Every line of the records must be repeated exactly; pictures stay out.

Entries from a visual dataset:
— Start —
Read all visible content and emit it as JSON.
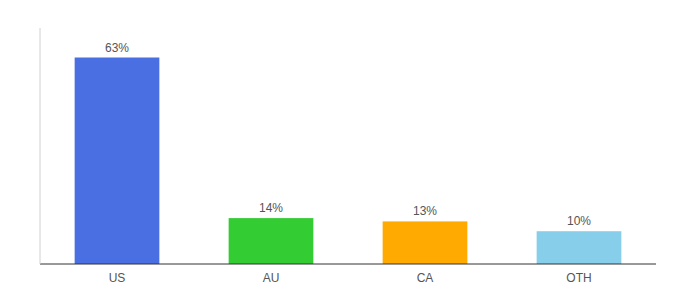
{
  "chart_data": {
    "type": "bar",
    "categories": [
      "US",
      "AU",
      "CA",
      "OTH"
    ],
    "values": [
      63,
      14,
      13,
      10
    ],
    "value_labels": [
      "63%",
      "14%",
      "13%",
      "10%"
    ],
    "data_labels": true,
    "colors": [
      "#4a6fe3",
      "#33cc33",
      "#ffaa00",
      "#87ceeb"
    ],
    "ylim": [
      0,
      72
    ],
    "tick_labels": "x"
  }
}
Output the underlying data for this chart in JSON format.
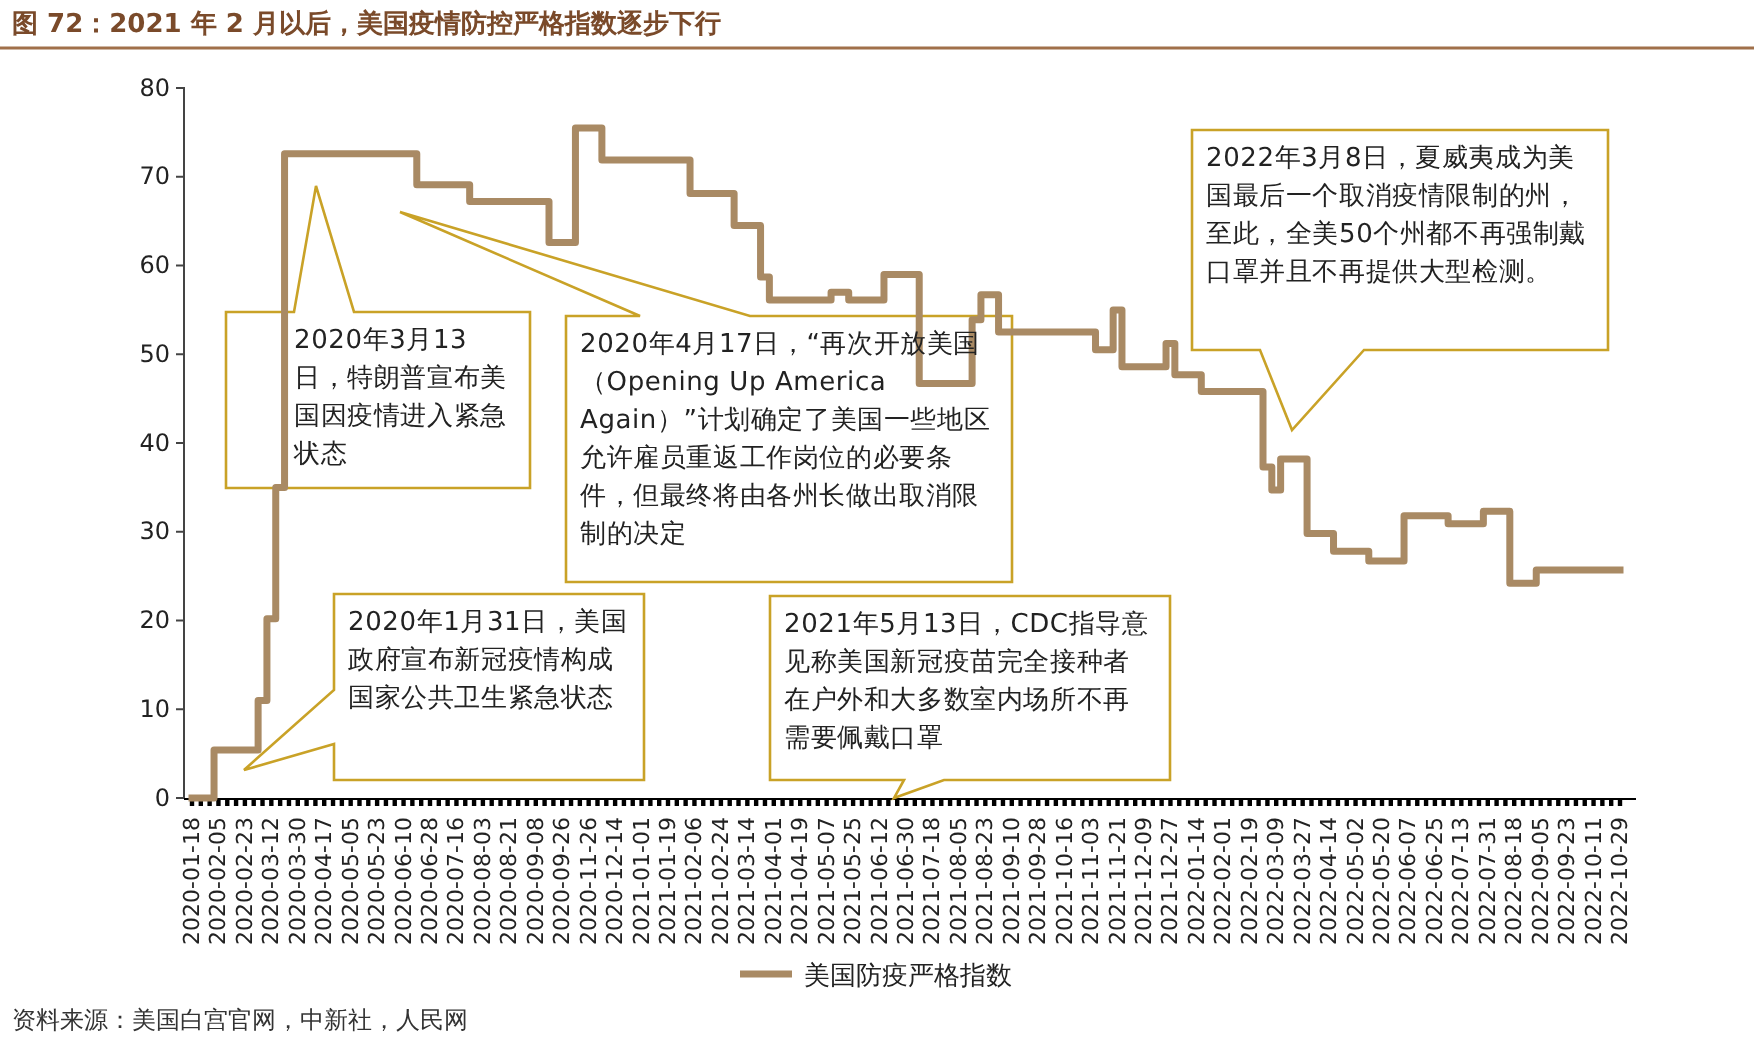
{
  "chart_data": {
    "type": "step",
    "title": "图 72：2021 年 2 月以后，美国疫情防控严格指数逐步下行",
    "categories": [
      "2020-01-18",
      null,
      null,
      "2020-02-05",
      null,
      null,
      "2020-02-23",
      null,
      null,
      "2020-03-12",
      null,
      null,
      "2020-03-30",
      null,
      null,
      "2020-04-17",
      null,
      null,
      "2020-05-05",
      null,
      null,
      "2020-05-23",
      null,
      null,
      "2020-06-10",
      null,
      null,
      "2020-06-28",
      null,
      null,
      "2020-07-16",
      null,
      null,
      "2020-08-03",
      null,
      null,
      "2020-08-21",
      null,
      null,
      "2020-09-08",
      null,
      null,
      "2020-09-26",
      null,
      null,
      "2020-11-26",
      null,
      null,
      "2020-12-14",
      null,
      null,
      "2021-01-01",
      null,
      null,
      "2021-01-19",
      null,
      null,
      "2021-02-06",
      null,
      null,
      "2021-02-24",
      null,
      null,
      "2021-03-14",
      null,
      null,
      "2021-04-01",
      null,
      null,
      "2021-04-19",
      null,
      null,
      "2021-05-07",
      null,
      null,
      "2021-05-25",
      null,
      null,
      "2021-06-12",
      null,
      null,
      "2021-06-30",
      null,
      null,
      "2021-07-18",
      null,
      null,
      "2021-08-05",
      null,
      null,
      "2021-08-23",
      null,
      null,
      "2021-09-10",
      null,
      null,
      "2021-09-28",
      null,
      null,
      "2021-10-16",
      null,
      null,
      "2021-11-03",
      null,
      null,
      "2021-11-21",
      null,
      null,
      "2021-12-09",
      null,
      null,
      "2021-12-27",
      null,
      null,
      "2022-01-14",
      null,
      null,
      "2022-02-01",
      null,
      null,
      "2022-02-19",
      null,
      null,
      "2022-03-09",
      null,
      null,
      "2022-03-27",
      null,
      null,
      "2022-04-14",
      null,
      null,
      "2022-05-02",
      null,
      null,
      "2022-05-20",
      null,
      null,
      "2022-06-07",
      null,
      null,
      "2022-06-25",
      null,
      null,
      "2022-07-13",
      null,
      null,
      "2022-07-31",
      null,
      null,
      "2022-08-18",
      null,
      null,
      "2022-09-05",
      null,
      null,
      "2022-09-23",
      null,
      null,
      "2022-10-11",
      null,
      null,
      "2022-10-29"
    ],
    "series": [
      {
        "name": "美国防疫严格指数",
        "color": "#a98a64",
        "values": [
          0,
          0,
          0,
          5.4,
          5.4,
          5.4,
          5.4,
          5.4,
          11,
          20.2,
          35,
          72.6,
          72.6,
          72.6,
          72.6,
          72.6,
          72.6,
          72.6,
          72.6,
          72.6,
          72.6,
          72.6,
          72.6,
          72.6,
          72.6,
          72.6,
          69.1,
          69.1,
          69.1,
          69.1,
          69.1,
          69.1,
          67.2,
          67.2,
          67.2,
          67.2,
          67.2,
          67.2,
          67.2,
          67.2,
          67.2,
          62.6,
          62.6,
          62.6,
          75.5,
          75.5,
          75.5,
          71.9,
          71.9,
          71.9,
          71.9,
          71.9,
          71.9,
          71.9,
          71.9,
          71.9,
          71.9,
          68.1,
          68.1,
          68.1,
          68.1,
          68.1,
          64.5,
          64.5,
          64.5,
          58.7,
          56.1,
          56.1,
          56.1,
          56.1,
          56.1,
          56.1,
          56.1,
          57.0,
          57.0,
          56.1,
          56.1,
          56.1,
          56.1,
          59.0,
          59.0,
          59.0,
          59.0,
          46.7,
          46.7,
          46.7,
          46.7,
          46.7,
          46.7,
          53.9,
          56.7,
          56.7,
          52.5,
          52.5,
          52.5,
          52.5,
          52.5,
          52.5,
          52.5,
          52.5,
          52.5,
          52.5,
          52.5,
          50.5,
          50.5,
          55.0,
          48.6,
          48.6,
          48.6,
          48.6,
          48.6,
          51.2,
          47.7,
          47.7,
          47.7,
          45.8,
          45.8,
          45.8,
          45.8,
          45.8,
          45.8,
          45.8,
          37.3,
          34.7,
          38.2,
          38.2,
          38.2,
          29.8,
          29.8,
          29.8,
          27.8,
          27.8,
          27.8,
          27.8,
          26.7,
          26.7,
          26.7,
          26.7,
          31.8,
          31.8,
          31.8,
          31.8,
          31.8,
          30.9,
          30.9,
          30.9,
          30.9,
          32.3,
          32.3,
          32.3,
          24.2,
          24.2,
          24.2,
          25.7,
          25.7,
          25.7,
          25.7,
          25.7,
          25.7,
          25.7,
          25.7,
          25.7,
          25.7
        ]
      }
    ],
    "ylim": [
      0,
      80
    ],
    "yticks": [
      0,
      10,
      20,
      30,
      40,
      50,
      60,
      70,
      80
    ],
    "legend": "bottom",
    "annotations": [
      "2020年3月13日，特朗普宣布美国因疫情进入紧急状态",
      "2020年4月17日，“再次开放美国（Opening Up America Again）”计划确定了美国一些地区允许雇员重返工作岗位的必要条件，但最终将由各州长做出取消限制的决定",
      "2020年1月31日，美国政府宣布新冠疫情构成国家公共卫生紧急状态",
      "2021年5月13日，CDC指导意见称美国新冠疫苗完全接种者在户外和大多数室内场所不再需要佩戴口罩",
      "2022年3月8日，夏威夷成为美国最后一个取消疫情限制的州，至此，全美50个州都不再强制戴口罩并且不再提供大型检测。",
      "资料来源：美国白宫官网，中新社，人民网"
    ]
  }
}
— End —
#### [Written response]
Read all visible content and emit it as JSON.
{
  "chart_data": {
    "type": "bar",
    "categories": [
      "US",
      "AU",
      "CA",
      "OTH"
    ],
    "values": [
      63,
      14,
      13,
      10
    ],
    "value_labels": [
      "63%",
      "14%",
      "13%",
      "10%"
    ],
    "data_labels": true,
    "colors": [
      "#4a6fe3",
      "#33cc33",
      "#ffaa00",
      "#87ceeb"
    ],
    "ylim": [
      0,
      72
    ],
    "tick_labels": "x"
  }
}
Output the underlying data for this chart in JSON format.
{
  "chart_data": {
    "type": "step",
    "title": "图 72：2021 年 2 月以后，美国疫情防控严格指数逐步下行",
    "categories": [
      "2020-01-18",
      null,
      null,
      "2020-02-05",
      null,
      null,
      "2020-02-23",
      null,
      null,
      "2020-03-12",
      null,
      null,
      "2020-03-30",
      null,
      null,
      "2020-04-17",
      null,
      null,
      "2020-05-05",
      null,
      null,
      "2020-05-23",
      null,
      null,
      "2020-06-10",
      null,
      null,
      "2020-06-28",
      null,
      null,
      "2020-07-16",
      null,
      null,
      "2020-08-03",
      null,
      null,
      "2020-08-21",
      null,
      null,
      "2020-09-08",
      null,
      null,
      "2020-09-26",
      null,
      null,
      "2020-11-26",
      null,
      null,
      "2020-12-14",
      null,
      null,
      "2021-01-01",
      null,
      null,
      "2021-01-19",
      null,
      null,
      "2021-02-06",
      null,
      null,
      "2021-02-24",
      null,
      null,
      "2021-03-14",
      null,
      null,
      "2021-04-01",
      null,
      null,
      "2021-04-19",
      null,
      null,
      "2021-05-07",
      null,
      null,
      "2021-05-25",
      null,
      null,
      "2021-06-12",
      null,
      null,
      "2021-06-30",
      null,
      null,
      "2021-07-18",
      null,
      null,
      "2021-08-05",
      null,
      null,
      "2021-08-23",
      null,
      null,
      "2021-09-10",
      null,
      null,
      "2021-09-28",
      null,
      null,
      "2021-10-16",
      null,
      null,
      "2021-11-03",
      null,
      null,
      "2021-11-21",
      null,
      null,
      "2021-12-09",
      null,
      null,
      "2021-12-27",
      null,
      null,
      "2022-01-14",
      null,
      null,
      "2022-02-01",
      null,
      null,
      "2022-02-19",
      null,
      null,
      "2022-03-09",
      null,
      null,
      "2022-03-27",
      null,
      null,
      "2022-04-14",
      null,
      null,
      "2022-05-02",
      null,
      null,
      "2022-05-20",
      null,
      null,
      "2022-06-07",
      null,
      null,
      "2022-06-25",
      null,
      null,
      "2022-07-13",
      null,
      null,
      "2022-07-31",
      null,
      null,
      "2022-08-18",
      null,
      null,
      "2022-09-05",
      null,
      null,
      "2022-09-23",
      null,
      null,
      "2022-10-11",
      null,
      null,
      "2022-10-29"
    ],
    "series": [
      {
        "name": "美国防疫严格指数",
        "color": "#a98a64",
        "values": [
          0,
          0,
          0,
          5.4,
          5.4,
          5.4,
          5.4,
          5.4,
          11,
          20.2,
          35,
          72.6,
          72.6,
          72.6,
          72.6,
          72.6,
          72.6,
          72.6,
          72.6,
          72.6,
          72.6,
          72.6,
          72.6,
          72.6,
          72.6,
          72.6,
          69.1,
          69.1,
          69.1,
          69.1,
          69.1,
          69.1,
          67.2,
          67.2,
          67.2,
          67.2,
          67.2,
          67.2,
          67.2,
          67.2,
          67.2,
          62.6,
          62.6,
          62.6,
          75.5,
          75.5,
          75.5,
          71.9,
          71.9,
          71.9,
          71.9,
          71.9,
          71.9,
          71.9,
          71.9,
          71.9,
          71.9,
          68.1,
          68.1,
          68.1,
          68.1,
          68.1,
          64.5,
          64.5,
          64.5,
          58.7,
          56.1,
          56.1,
          56.1,
          56.1,
          56.1,
          56.1,
          56.1,
          57.0,
          57.0,
          56.1,
          56.1,
          56.1,
          56.1,
          59.0,
          59.0,
          59.0,
          59.0,
          46.7,
          46.7,
          46.7,
          46.7,
          46.7,
          46.7,
          53.9,
          56.7,
          56.7,
          52.5,
          52.5,
          52.5,
          52.5,
          52.5,
          52.5,
          52.5,
          52.5,
          52.5,
          52.5,
          52.5,
          50.5,
          50.5,
          55.0,
          48.6,
          48.6,
          48.6,
          48.6,
          48.6,
          51.2,
          47.7,
          47.7,
          47.7,
          45.8,
          45.8,
          45.8,
          45.8,
          45.8,
          45.8,
          45.8,
          37.3,
          34.7,
          38.2,
          38.2,
          38.2,
          29.8,
          29.8,
          29.8,
          27.8,
          27.8,
          27.8,
          27.8,
          26.7,
          26.7,
          26.7,
          26.7,
          31.8,
          31.8,
          31.8,
          31.8,
          31.8,
          30.9,
          30.9,
          30.9,
          30.9,
          32.3,
          32.3,
          32.3,
          24.2,
          24.2,
          24.2,
          25.7,
          25.7,
          25.7,
          25.7,
          25.7,
          25.7,
          25.7,
          25.7,
          25.7,
          25.7
        ]
      }
    ],
    "ylim": [
      0,
      80
    ],
    "yticks": [
      0,
      10,
      20,
      30,
      40,
      50,
      60,
      70,
      80
    ],
    "legend": "bottom",
    "annotations": [
      "2020年3月13日，特朗普宣布美国因疫情进入紧急状态",
      "2020年4月17日，“再次开放美国（Opening Up America Again）”计划确定了美国一些地区允许雇员重返工作岗位的必要条件，但最终将由各州长做出取消限制的决定",
      "2020年1月31日，美国政府宣布新冠疫情构成国家公共卫生紧急状态",
      "2021年5月13日，CDC指导意见称美国新冠疫苗完全接种者在户外和大多数室内场所不再需要佩戴口罩",
      "2022年3月8日，夏威夷成为美国最后一个取消疫情限制的州，至此，全美50个州都不再强制戴口罩并且不再提供大型检测。",
      "资料来源：美国白宫官网，中新社，人民网"
    ]
  }
}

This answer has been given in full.